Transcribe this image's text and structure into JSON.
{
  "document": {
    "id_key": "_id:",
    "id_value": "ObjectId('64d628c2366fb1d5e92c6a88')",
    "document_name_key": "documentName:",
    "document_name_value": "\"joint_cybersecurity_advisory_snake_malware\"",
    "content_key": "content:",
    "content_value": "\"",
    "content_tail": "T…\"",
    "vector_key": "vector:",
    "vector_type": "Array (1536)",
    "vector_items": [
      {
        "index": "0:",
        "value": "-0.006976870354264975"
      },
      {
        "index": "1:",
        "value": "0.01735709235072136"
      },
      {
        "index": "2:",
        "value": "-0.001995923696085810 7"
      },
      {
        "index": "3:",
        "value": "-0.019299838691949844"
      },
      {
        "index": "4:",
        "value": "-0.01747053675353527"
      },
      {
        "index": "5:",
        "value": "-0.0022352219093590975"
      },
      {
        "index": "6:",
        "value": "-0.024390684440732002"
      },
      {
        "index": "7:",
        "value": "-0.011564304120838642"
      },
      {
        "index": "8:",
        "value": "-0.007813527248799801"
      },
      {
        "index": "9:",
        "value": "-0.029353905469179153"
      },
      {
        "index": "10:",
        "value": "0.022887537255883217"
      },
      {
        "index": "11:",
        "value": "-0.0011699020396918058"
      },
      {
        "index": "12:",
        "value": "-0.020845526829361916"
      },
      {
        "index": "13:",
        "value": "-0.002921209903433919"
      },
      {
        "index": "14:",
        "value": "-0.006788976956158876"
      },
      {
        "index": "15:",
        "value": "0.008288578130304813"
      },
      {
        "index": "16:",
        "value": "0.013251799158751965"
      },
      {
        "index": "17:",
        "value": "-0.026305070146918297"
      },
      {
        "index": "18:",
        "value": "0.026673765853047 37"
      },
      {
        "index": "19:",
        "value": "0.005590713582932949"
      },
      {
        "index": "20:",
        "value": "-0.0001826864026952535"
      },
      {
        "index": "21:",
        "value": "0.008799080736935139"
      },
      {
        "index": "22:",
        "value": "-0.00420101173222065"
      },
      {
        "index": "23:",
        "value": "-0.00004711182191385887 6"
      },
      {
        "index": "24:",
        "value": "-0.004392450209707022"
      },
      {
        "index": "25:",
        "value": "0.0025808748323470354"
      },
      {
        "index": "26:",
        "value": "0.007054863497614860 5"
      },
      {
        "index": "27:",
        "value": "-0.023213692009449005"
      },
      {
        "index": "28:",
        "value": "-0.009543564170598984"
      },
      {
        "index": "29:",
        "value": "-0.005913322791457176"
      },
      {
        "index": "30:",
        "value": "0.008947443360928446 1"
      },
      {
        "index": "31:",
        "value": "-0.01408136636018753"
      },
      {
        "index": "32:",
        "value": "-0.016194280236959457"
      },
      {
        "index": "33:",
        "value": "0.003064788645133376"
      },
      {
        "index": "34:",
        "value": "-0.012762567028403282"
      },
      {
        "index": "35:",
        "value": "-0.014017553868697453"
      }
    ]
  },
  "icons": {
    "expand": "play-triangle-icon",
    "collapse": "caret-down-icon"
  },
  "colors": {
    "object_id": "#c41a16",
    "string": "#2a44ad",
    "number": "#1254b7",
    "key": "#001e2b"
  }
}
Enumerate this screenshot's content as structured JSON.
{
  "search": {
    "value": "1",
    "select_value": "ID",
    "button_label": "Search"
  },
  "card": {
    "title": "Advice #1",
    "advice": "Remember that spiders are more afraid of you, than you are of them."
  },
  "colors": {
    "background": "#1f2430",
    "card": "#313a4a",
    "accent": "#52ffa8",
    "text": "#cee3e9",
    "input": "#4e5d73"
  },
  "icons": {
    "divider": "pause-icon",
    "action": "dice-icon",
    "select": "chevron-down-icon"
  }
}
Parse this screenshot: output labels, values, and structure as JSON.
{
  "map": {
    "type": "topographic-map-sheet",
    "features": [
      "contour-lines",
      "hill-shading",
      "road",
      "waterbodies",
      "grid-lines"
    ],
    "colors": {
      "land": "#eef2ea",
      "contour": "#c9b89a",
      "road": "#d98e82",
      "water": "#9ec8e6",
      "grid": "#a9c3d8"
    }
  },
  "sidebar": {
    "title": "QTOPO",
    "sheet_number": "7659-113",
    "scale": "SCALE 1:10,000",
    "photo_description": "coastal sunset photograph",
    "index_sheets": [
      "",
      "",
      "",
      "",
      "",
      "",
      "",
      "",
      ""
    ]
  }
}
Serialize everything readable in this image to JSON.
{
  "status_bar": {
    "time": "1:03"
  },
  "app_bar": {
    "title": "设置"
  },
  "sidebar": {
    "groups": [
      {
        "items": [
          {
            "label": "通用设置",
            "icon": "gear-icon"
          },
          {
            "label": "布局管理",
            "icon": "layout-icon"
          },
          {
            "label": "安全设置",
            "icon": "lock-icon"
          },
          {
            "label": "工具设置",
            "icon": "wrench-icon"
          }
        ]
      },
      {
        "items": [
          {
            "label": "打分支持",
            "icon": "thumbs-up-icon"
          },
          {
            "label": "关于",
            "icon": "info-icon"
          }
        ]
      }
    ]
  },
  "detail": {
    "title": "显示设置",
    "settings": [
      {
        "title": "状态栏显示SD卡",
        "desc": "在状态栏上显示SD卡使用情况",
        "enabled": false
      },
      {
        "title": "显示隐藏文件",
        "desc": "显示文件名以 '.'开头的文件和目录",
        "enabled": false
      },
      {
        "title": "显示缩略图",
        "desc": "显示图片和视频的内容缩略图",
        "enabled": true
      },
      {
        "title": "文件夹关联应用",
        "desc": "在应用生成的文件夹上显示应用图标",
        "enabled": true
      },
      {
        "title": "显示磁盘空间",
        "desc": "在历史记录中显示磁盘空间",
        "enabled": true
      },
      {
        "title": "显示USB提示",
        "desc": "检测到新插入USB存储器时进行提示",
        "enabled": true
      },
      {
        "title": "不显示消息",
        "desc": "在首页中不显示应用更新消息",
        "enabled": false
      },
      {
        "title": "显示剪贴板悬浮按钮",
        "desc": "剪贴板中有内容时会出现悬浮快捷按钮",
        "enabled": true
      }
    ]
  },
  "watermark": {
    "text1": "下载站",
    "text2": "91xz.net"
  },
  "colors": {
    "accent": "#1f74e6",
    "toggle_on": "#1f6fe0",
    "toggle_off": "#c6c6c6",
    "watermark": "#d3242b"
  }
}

-*-*-

◆ **SET PROBLEM**
Set all of the entries down again, exactly as they were given.

◆ **THE COMPLETED TASK**
Transcribe this image's text and structure into JSON.
{
  "document": {
    "id_key": "_id:",
    "id_value": "ObjectId('64d628c2366fb1d5e92c6a88')",
    "document_name_key": "documentName:",
    "document_name_value": "\"joint_cybersecurity_advisory_snake_malware\"",
    "content_key": "content:",
    "content_value": "\"",
    "content_tail": "T…\"",
    "vector_key": "vector:",
    "vector_type": "Array (1536)",
    "vector_items": [
      {
        "index": "0:",
        "value": "-0.006976870354264975"
      },
      {
        "index": "1:",
        "value": "0.01735709235072136"
      },
      {
        "index": "2:",
        "value": "-0.001995923696085810 7"
      },
      {
        "index": "3:",
        "value": "-0.019299838691949844"
      },
      {
        "index": "4:",
        "value": "-0.01747053675353527"
      },
      {
        "index": "5:",
        "value": "-0.0022352219093590975"
      },
      {
        "index": "6:",
        "value": "-0.024390684440732002"
      },
      {
        "index": "7:",
        "value": "-0.011564304120838642"
      },
      {
        "index": "8:",
        "value": "-0.007813527248799801"
      },
      {
        "index": "9:",
        "value": "-0.029353905469179153"
      },
      {
        "index": "10:",
        "value": "0.022887537255883217"
      },
      {
        "index": "11:",
        "value": "-0.0011699020396918058"
      },
      {
        "index": "12:",
        "value": "-0.020845526829361916"
      },
      {
        "index": "13:",
        "value": "-0.002921209903433919"
      },
      {
        "index": "14:",
        "value": "-0.006788976956158876"
      },
      {
        "index": "15:",
        "value": "0.008288578130304813"
      },
      {
        "index": "16:",
        "value": "0.013251799158751965"
      },
      {
        "index": "17:",
        "value": "-0.026305070146918297"
      },
      {
        "index": "18:",
        "value": "0.026673765853047 37"
      },
      {
        "index": "19:",
        "value": "0.005590713582932949"
      },
      {
        "index": "20:",
        "value": "-0.0001826864026952535"
      },
      {
        "index": "21:",
        "value": "0.008799080736935139"
      },
      {
        "index": "22:",
        "value": "-0.00420101173222065"
      },
      {
        "index": "23:",
        "value": "-0.00004711182191385887 6"
      },
      {
        "index": "24:",
        "value": "-0.004392450209707022"
      },
      {
        "index": "25:",
        "value": "0.0025808748323470354"
      },
      {
        "index": "26:",
        "value": "0.007054863497614860 5"
      },
      {
        "index": "27:",
        "value": "-0.023213692009449005"
      },
      {
        "index": "28:",
        "value": "-0.009543564170598984"
      },
      {
        "index": "29:",
        "value": "-0.005913322791457176"
      },
      {
        "index": "30:",
        "value": "0.008947443360928446 1"
      },
      {
        "index": "31:",
        "value": "-0.01408136636018753"
      },
      {
        "index": "32:",
        "value": "-0.016194280236959457"
      },
      {
        "index": "33:",
        "value": "0.003064788645133376"
      },
      {
        "index": "34:",
        "value": "-0.012762567028403282"
      },
      {
        "index": "35:",
        "value": "-0.014017553868697453"
      }
    ]
  },
  "icons": {
    "expand": "play-triangle-icon",
    "collapse": "caret-down-icon"
  },
  "colors": {
    "object_id": "#c41a16",
    "string": "#2a44ad",
    "number": "#1254b7",
    "key": "#001e2b"
  }
}
Enumerate this screenshot's content as structured JSON.
{
  "search": {
    "value": "1",
    "select_value": "ID",
    "button_label": "Search"
  },
  "card": {
    "title": "Advice #1",
    "advice": "Remember that spiders are more afraid of you, than you are of them."
  },
  "colors": {
    "background": "#1f2430",
    "card": "#313a4a",
    "accent": "#52ffa8",
    "text": "#cee3e9",
    "input": "#4e5d73"
  },
  "icons": {
    "divider": "pause-icon",
    "action": "dice-icon",
    "select": "chevron-down-icon"
  }
}
Parse this screenshot: output labels, values, and structure as JSON.
{
  "map": {
    "type": "topographic-map-sheet",
    "features": [
      "contour-lines",
      "hill-shading",
      "road",
      "waterbodies",
      "grid-lines"
    ],
    "colors": {
      "land": "#eef2ea",
      "contour": "#c9b89a",
      "road": "#d98e82",
      "water": "#9ec8e6",
      "grid": "#a9c3d8"
    }
  },
  "sidebar": {
    "title": "QTOPO",
    "sheet_number": "7659-113",
    "scale": "SCALE 1:10,000",
    "photo_description": "coastal sunset photograph",
    "index_sheets": [
      "",
      "",
      "",
      "",
      "",
      "",
      "",
      "",
      ""
    ]
  }
}
Serialize everything readable in this image to JSON.
{
  "status_bar": {
    "time": "1:03"
  },
  "app_bar": {
    "title": "设置"
  },
  "sidebar": {
    "groups": [
      {
        "items": [
          {
            "label": "通用设置",
            "icon": "gear-icon"
          },
          {
            "label": "布局管理",
            "icon": "layout-icon"
          },
          {
            "label": "安全设置",
            "icon": "lock-icon"
          },
          {
            "label": "工具设置",
            "icon": "wrench-icon"
          }
        ]
      },
      {
        "items": [
          {
            "label": "打分支持",
            "icon": "thumbs-up-icon"
          },
          {
            "label": "关于",
            "icon": "info-icon"
          }
        ]
      }
    ]
  },
  "detail": {
    "title": "显示设置",
    "settings": [
      {
        "title": "状态栏显示SD卡",
        "desc": "在状态栏上显示SD卡使用情况",
        "enabled": false
      },
      {
        "title": "显示隐藏文件",
        "desc": "显示文件名以 '.'开头的文件和目录",
        "enabled": false
      },
      {
        "title": "显示缩略图",
        "desc": "显示图片和视频的内容缩略图",
        "enabled": true
      },
      {
        "title": "文件夹关联应用",
        "desc": "在应用生成的文件夹上显示应用图标",
        "enabled": true
      },
      {
        "title": "显示磁盘空间",
        "desc": "在历史记录中显示磁盘空间",
        "enabled": true
      },
      {
        "title": "显示USB提示",
        "desc": "检测到新插入USB存储器时进行提示",
        "enabled": true
      },
      {
        "title": "不显示消息",
        "desc": "在首页中不显示应用更新消息",
        "enabled": false
      },
      {
        "title": "显示剪贴板悬浮按钮",
        "desc": "剪贴板中有内容时会出现悬浮快捷按钮",
        "enabled": true
      }
    ]
  },
  "watermark": {
    "text1": "下载站",
    "text2": "91xz.net"
  },
  "colors": {
    "accent": "#1f74e6",
    "toggle_on": "#1f6fe0",
    "toggle_off": "#c6c6c6",
    "watermark": "#d3242b"
  }
}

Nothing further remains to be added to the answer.